* **SET EXERCISE**
Give every entry again, word for word.

* **ROWS**
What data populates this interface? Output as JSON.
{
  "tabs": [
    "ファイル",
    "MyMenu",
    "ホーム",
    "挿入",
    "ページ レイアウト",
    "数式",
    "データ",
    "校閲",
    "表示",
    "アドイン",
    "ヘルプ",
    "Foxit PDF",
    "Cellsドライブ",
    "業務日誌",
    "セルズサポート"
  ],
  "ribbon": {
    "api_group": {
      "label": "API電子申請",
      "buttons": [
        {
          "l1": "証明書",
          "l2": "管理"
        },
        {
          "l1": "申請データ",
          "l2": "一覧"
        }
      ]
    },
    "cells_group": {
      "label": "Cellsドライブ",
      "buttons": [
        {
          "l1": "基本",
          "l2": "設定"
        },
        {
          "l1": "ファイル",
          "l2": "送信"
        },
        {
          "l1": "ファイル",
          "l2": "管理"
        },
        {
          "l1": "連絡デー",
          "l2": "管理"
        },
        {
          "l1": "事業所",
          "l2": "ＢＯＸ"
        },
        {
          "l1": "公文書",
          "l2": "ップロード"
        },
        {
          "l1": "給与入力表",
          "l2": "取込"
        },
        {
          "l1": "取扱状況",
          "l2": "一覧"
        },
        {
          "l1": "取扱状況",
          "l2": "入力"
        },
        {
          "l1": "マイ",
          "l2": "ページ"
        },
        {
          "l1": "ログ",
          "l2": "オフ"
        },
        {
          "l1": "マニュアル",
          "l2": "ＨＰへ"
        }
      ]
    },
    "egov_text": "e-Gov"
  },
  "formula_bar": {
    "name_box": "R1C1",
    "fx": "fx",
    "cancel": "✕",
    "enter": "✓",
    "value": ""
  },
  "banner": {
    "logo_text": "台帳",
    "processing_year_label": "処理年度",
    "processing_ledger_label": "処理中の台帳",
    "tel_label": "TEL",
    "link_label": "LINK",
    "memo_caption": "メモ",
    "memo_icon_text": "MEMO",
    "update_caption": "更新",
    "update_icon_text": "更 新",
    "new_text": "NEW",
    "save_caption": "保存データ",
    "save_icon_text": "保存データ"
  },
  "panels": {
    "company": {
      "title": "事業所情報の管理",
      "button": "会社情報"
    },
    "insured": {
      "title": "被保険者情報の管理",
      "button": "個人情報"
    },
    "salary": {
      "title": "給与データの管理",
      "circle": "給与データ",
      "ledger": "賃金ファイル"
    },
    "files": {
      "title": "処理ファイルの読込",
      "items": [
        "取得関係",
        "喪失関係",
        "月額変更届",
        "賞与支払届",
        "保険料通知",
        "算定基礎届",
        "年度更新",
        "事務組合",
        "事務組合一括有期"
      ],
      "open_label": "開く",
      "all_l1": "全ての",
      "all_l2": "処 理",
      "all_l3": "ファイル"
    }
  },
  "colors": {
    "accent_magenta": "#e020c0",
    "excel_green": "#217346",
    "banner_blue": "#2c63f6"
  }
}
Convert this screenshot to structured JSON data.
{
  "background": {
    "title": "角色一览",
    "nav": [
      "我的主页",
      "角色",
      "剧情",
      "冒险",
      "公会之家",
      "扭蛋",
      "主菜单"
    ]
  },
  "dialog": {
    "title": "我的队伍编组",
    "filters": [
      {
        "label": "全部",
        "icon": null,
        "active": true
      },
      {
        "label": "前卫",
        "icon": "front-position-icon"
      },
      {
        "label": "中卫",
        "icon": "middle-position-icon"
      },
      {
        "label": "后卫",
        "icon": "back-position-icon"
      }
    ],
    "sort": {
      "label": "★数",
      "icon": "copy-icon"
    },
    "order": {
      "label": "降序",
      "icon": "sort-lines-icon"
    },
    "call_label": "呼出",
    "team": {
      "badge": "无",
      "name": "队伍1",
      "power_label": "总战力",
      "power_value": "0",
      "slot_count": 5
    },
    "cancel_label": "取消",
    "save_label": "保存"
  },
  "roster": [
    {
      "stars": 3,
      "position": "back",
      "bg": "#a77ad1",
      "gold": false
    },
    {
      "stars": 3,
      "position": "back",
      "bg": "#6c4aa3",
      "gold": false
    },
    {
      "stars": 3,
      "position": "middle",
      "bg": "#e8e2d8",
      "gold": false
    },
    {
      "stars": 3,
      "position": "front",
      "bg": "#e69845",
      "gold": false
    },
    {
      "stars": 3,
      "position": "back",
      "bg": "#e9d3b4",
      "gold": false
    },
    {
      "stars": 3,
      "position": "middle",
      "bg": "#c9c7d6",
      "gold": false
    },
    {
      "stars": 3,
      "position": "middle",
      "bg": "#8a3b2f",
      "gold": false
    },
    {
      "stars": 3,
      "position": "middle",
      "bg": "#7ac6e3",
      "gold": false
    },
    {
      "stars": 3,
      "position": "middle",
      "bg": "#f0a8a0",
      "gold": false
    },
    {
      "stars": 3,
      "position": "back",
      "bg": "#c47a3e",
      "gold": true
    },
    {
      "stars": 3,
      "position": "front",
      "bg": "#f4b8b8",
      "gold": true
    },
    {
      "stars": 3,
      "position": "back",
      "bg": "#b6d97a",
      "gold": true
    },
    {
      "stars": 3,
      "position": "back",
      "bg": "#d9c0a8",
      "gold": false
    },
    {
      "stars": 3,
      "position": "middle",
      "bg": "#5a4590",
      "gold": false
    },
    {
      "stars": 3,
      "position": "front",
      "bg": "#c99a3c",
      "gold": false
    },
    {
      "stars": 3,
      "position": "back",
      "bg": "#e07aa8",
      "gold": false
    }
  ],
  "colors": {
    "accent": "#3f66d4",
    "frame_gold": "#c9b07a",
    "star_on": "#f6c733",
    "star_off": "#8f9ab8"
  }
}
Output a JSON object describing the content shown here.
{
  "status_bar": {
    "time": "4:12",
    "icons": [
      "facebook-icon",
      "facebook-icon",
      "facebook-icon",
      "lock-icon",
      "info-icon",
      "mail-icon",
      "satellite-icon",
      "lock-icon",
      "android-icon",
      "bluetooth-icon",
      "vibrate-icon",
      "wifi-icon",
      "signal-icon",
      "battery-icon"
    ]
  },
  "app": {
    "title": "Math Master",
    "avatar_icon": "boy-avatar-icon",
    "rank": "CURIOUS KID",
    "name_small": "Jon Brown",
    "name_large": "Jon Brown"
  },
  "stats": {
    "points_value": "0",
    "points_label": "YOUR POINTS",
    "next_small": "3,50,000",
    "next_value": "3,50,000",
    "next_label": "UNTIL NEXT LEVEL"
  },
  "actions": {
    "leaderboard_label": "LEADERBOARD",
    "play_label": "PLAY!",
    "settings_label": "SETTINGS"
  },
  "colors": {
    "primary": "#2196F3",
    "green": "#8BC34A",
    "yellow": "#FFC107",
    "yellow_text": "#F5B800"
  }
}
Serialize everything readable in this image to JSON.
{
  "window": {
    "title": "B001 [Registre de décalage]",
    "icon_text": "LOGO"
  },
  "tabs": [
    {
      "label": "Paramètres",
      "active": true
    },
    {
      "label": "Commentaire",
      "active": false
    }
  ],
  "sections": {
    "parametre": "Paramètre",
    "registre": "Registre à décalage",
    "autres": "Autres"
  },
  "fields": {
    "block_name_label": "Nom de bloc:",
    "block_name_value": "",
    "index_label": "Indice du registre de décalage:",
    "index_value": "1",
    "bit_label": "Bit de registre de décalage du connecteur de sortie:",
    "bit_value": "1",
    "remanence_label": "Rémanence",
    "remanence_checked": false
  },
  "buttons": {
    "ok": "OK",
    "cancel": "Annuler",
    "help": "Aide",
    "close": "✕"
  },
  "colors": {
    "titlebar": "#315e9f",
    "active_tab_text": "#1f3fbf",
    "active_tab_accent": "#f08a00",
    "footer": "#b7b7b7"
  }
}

* **WRITTEN REPLY**
What data populates this interface? Output as JSON.
{
  "tabs": [
    "ファイル",
    "MyMenu",
    "ホーム",
    "挿入",
    "ページ レイアウト",
    "数式",
    "データ",
    "校閲",
    "表示",
    "アドイン",
    "ヘルプ",
    "Foxit PDF",
    "Cellsドライブ",
    "業務日誌",
    "セルズサポート"
  ],
  "ribbon": {
    "api_group": {
      "label": "API電子申請",
      "buttons": [
        {
          "l1": "証明書",
          "l2": "管理"
        },
        {
          "l1": "申請データ",
          "l2": "一覧"
        }
      ]
    },
    "cells_group": {
      "label": "Cellsドライブ",
      "buttons": [
        {
          "l1": "基本",
          "l2": "設定"
        },
        {
          "l1": "ファイル",
          "l2": "送信"
        },
        {
          "l1": "ファイル",
          "l2": "管理"
        },
        {
          "l1": "連絡デー",
          "l2": "管理"
        },
        {
          "l1": "事業所",
          "l2": "ＢＯＸ"
        },
        {
          "l1": "公文書",
          "l2": "ップロード"
        },
        {
          "l1": "給与入力表",
          "l2": "取込"
        },
        {
          "l1": "取扱状況",
          "l2": "一覧"
        },
        {
          "l1": "取扱状況",
          "l2": "入力"
        },
        {
          "l1": "マイ",
          "l2": "ページ"
        },
        {
          "l1": "ログ",
          "l2": "オフ"
        },
        {
          "l1": "マニュアル",
          "l2": "ＨＰへ"
        }
      ]
    },
    "egov_text": "e-Gov"
  },
  "formula_bar": {
    "name_box": "R1C1",
    "fx": "fx",
    "cancel": "✕",
    "enter": "✓",
    "value": ""
  },
  "banner": {
    "logo_text": "台帳",
    "processing_year_label": "処理年度",
    "processing_ledger_label": "処理中の台帳",
    "tel_label": "TEL",
    "link_label": "LINK",
    "memo_caption": "メモ",
    "memo_icon_text": "MEMO",
    "update_caption": "更新",
    "update_icon_text": "更 新",
    "new_text": "NEW",
    "save_caption": "保存データ",
    "save_icon_text": "保存データ"
  },
  "panels": {
    "company": {
      "title": "事業所情報の管理",
      "button": "会社情報"
    },
    "insured": {
      "title": "被保険者情報の管理",
      "button": "個人情報"
    },
    "salary": {
      "title": "給与データの管理",
      "circle": "給与データ",
      "ledger": "賃金ファイル"
    },
    "files": {
      "title": "処理ファイルの読込",
      "items": [
        "取得関係",
        "喪失関係",
        "月額変更届",
        "賞与支払届",
        "保険料通知",
        "算定基礎届",
        "年度更新",
        "事務組合",
        "事務組合一括有期"
      ],
      "open_label": "開く",
      "all_l1": "全ての",
      "all_l2": "処 理",
      "all_l3": "ファイル"
    }
  },
  "colors": {
    "accent_magenta": "#e020c0",
    "excel_green": "#217346",
    "banner_blue": "#2c63f6"
  }
}
Convert this screenshot to structured JSON data.
{
  "background": {
    "title": "角色一览",
    "nav": [
      "我的主页",
      "角色",
      "剧情",
      "冒险",
      "公会之家",
      "扭蛋",
      "主菜单"
    ]
  },
  "dialog": {
    "title": "我的队伍编组",
    "filters": [
      {
        "label": "全部",
        "icon": null,
        "active": true
      },
      {
        "label": "前卫",
        "icon": "front-position-icon"
      },
      {
        "label": "中卫",
        "icon": "middle-position-icon"
      },
      {
        "label": "后卫",
        "icon": "back-position-icon"
      }
    ],
    "sort": {
      "label": "★数",
      "icon": "copy-icon"
    },
    "order": {
      "label": "降序",
      "icon": "sort-lines-icon"
    },
    "call_label": "呼出",
    "team": {
      "badge": "无",
      "name": "队伍1",
      "power_label": "总战力",
      "power_value": "0",
      "slot_count": 5
    },
    "cancel_label": "取消",
    "save_label": "保存"
  },
  "roster": [
    {
      "stars": 3,
      "position": "back",
      "bg": "#a77ad1",
      "gold": false
    },
    {
      "stars": 3,
      "position": "back",
      "bg": "#6c4aa3",
      "gold": false
    },
    {
      "stars": 3,
      "position": "middle",
      "bg": "#e8e2d8",
      "gold": false
    },
    {
      "stars": 3,
      "position": "front",
      "bg": "#e69845",
      "gold": false
    },
    {
      "stars": 3,
      "position": "back",
      "bg": "#e9d3b4",
      "gold": false
    },
    {
      "stars": 3,
      "position": "middle",
      "bg": "#c9c7d6",
      "gold": false
    },
    {
      "stars": 3,
      "position": "middle",
      "bg": "#8a3b2f",
      "gold": false
    },
    {
      "stars": 3,
      "position": "middle",
      "bg": "#7ac6e3",
      "gold": false
    },
    {
      "stars": 3,
      "position": "middle",
      "bg": "#f0a8a0",
      "gold": false
    },
    {
      "stars": 3,
      "position": "back",
      "bg": "#c47a3e",
      "gold": true
    },
    {
      "stars": 3,
      "position": "front",
      "bg": "#f4b8b8",
      "gold": true
    },
    {
      "stars": 3,
      "position": "back",
      "bg": "#b6d97a",
      "gold": true
    },
    {
      "stars": 3,
      "position": "back",
      "bg": "#d9c0a8",
      "gold": false
    },
    {
      "stars": 3,
      "position": "middle",
      "bg": "#5a4590",
      "gold": false
    },
    {
      "stars": 3,
      "position": "front",
      "bg": "#c99a3c",
      "gold": false
    },
    {
      "stars": 3,
      "position": "back",
      "bg": "#e07aa8",
      "gold": false
    }
  ],
  "colors": {
    "accent": "#3f66d4",
    "frame_gold": "#c9b07a",
    "star_on": "#f6c733",
    "star_off": "#8f9ab8"
  }
}
Output a JSON object describing the content shown here.
{
  "status_bar": {
    "time": "4:12",
    "icons": [
      "facebook-icon",
      "facebook-icon",
      "facebook-icon",
      "lock-icon",
      "info-icon",
      "mail-icon",
      "satellite-icon",
      "lock-icon",
      "android-icon",
      "bluetooth-icon",
      "vibrate-icon",
      "wifi-icon",
      "signal-icon",
      "battery-icon"
    ]
  },
  "app": {
    "title": "Math Master",
    "avatar_icon": "boy-avatar-icon",
    "rank": "CURIOUS KID",
    "name_small": "Jon Brown",
    "name_large": "Jon Brown"
  },
  "stats": {
    "points_value": "0",
    "points_label": "YOUR POINTS",
    "next_small": "3,50,000",
    "next_value": "3,50,000",
    "next_label": "UNTIL NEXT LEVEL"
  },
  "actions": {
    "leaderboard_label": "LEADERBOARD",
    "play_label": "PLAY!",
    "settings_label": "SETTINGS"
  },
  "colors": {
    "primary": "#2196F3",
    "green": "#8BC34A",
    "yellow": "#FFC107",
    "yellow_text": "#F5B800"
  }
}
Serialize everything readable in this image to JSON.
{
  "window": {
    "title": "B001 [Registre de décalage]",
    "icon_text": "LOGO"
  },
  "tabs": [
    {
      "label": "Paramètres",
      "active": true
    },
    {
      "label": "Commentaire",
      "active": false
    }
  ],
  "sections": {
    "parametre": "Paramètre",
    "registre": "Registre à décalage",
    "autres": "Autres"
  },
  "fields": {
    "block_name_label": "Nom de bloc:",
    "block_name_value": "",
    "index_label": "Indice du registre de décalage:",
    "index_value": "1",
    "bit_label": "Bit de registre de décalage du connecteur de sortie:",
    "bit_value": "1",
    "remanence_label": "Rémanence",
    "remanence_checked": false
  },
  "buttons": {
    "ok": "OK",
    "cancel": "Annuler",
    "help": "Aide",
    "close": "✕"
  },
  "colors": {
    "titlebar": "#315e9f",
    "active_tab_text": "#1f3fbf",
    "active_tab_accent": "#f08a00",
    "footer": "#b7b7b7"
  }
}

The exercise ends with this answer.